* [Structured figure records]
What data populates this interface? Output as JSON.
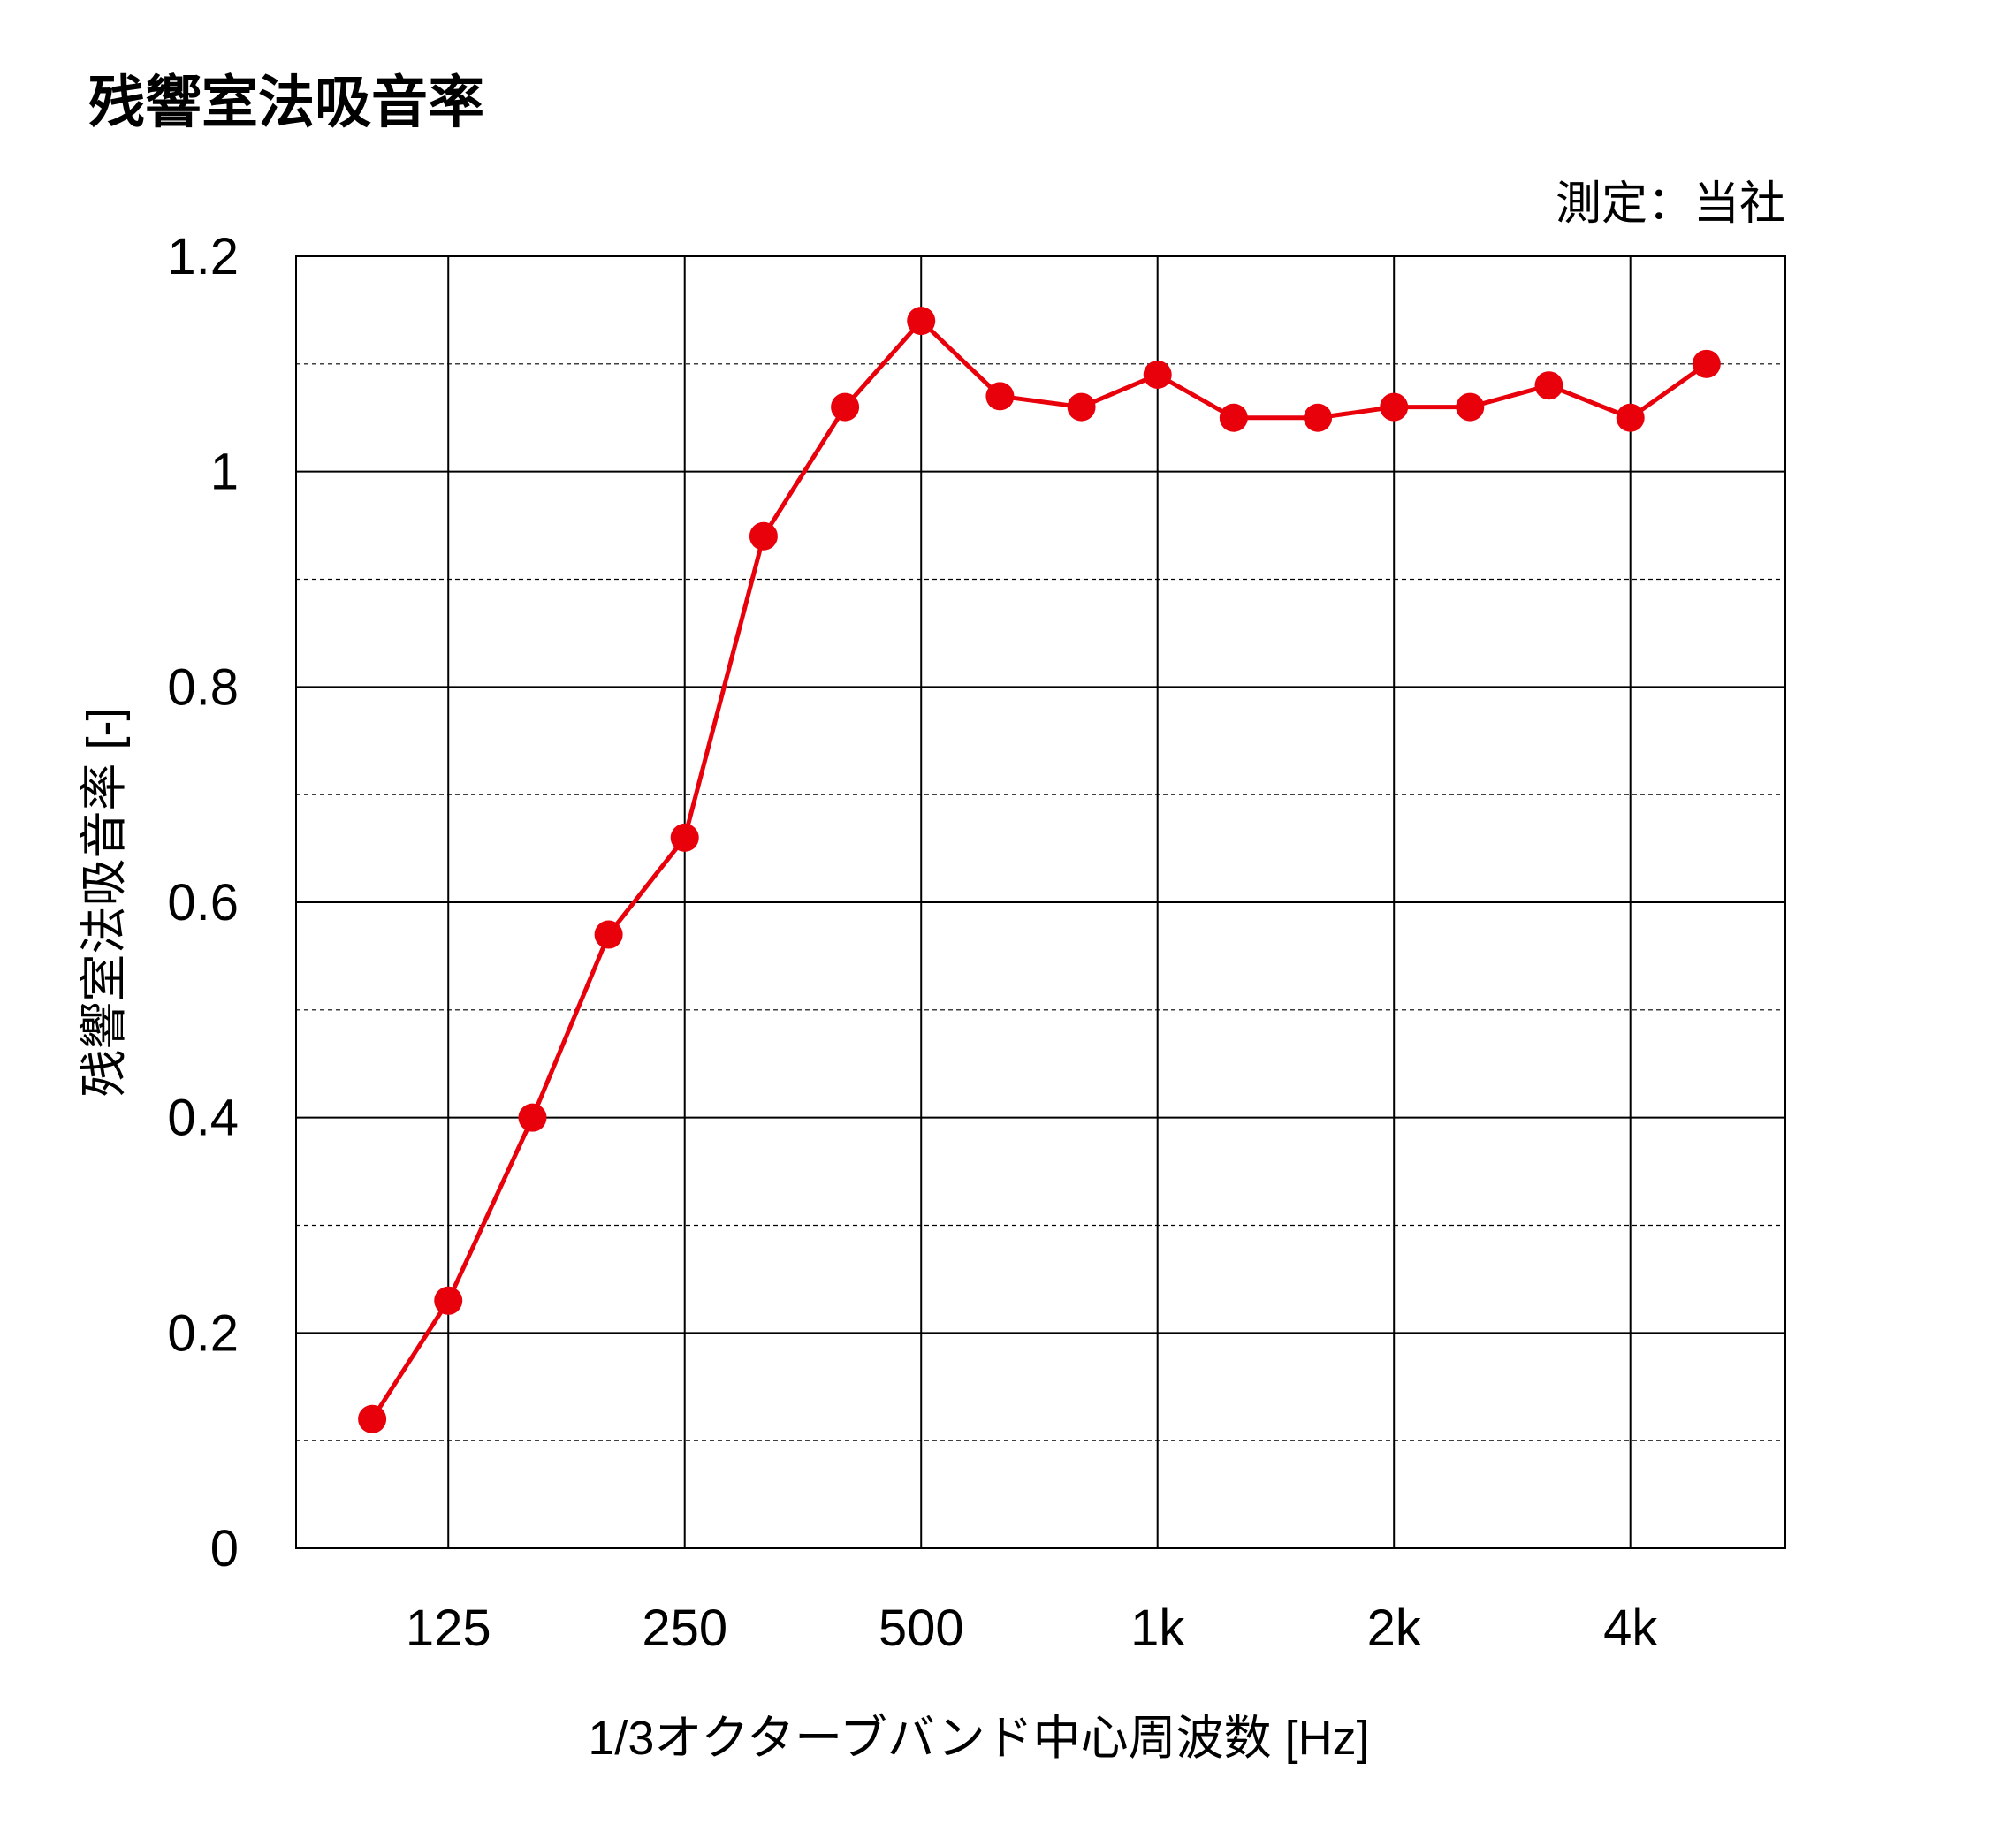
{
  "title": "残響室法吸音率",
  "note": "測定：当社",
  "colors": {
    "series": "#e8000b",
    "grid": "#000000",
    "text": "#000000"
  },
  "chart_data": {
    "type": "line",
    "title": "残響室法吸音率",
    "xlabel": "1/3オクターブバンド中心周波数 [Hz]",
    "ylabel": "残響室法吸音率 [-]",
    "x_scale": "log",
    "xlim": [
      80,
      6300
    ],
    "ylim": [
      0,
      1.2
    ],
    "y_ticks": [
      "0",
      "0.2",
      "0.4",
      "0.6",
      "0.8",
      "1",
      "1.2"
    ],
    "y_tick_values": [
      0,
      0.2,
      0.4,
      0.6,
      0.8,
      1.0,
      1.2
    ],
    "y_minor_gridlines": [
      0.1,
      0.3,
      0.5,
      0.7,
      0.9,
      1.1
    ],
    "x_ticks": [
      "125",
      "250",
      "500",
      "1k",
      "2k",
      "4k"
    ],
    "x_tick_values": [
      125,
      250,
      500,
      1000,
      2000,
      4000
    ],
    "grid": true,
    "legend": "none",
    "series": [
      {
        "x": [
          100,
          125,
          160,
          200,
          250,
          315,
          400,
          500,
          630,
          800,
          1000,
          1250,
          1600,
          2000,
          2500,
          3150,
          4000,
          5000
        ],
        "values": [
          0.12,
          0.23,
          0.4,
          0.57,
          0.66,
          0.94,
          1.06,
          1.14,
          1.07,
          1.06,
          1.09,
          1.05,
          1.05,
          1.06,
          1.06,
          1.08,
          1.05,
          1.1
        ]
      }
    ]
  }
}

---

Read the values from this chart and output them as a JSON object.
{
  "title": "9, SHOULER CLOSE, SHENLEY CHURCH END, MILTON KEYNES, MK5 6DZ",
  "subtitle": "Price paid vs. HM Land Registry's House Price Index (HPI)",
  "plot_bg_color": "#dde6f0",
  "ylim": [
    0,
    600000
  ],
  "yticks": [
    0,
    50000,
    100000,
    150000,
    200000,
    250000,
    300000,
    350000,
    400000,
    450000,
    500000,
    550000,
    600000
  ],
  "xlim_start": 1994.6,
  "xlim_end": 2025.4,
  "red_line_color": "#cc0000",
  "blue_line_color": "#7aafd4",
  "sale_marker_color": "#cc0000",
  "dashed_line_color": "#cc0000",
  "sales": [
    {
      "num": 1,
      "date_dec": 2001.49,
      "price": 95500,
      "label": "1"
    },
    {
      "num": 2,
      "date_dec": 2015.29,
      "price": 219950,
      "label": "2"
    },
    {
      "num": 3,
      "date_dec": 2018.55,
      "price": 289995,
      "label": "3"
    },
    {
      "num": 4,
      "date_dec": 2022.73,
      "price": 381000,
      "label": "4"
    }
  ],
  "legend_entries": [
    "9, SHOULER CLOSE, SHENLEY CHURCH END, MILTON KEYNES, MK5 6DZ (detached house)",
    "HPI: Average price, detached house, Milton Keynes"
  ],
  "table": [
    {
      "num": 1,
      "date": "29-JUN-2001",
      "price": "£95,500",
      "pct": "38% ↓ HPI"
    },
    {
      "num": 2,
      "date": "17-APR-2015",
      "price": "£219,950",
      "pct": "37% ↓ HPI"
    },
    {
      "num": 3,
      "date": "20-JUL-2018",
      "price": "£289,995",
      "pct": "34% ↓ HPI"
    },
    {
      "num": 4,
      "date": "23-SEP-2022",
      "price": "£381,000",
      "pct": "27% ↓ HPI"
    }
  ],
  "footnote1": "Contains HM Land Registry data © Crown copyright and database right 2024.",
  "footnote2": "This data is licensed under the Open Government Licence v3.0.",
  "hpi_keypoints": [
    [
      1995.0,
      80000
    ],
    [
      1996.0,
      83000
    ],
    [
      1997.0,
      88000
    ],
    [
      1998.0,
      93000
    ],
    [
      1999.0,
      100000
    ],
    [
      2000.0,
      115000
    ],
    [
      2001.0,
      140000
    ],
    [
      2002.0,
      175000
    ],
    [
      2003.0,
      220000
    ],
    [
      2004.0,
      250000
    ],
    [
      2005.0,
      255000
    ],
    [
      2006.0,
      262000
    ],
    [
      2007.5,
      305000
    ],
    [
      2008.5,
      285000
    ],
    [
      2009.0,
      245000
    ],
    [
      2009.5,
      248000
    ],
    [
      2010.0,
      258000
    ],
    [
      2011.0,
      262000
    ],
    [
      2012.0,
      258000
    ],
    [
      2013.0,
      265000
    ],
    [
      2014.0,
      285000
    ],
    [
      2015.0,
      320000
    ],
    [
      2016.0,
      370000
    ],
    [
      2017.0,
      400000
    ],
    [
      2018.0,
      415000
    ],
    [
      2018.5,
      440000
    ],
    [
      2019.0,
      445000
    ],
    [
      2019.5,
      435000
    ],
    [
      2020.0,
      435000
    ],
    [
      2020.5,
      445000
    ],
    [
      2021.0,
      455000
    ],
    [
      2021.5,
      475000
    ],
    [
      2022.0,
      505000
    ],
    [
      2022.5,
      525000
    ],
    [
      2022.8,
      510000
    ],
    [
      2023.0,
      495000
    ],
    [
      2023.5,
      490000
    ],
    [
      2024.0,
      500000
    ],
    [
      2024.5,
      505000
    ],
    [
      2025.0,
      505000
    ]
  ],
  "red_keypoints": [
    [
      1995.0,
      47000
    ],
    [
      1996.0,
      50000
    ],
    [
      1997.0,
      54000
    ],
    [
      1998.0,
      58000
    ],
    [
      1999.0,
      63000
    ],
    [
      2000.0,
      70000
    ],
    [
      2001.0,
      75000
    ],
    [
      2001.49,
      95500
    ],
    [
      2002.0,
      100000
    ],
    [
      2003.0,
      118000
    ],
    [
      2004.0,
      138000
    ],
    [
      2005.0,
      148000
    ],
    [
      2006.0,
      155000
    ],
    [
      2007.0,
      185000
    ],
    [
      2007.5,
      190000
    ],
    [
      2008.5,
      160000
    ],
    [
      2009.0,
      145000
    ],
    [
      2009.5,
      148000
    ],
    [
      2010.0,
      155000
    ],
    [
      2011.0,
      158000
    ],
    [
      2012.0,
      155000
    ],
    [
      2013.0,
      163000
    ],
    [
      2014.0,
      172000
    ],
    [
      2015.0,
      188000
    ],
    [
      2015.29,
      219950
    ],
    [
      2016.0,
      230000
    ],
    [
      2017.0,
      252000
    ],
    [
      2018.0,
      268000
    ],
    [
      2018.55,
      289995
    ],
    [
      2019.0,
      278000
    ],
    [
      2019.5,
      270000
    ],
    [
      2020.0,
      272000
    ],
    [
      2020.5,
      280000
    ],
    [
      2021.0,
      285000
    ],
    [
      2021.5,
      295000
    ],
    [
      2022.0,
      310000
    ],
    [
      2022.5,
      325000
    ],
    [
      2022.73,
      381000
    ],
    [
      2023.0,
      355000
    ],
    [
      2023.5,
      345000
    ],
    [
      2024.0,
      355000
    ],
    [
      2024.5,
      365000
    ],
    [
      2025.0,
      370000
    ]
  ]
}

* [Short exercise]
Which lines hold the string "SHENLEY"? List them all.

* [Output for this task]
  "title": "9, SHOULER CLOSE, SHENLEY CHURCH END, MILTON KEYNES, MK5 6DZ",
    "9, SHOULER CLOSE, SHENLEY CHURCH END, MILTON KEYNES, MK5 6DZ (detached house)",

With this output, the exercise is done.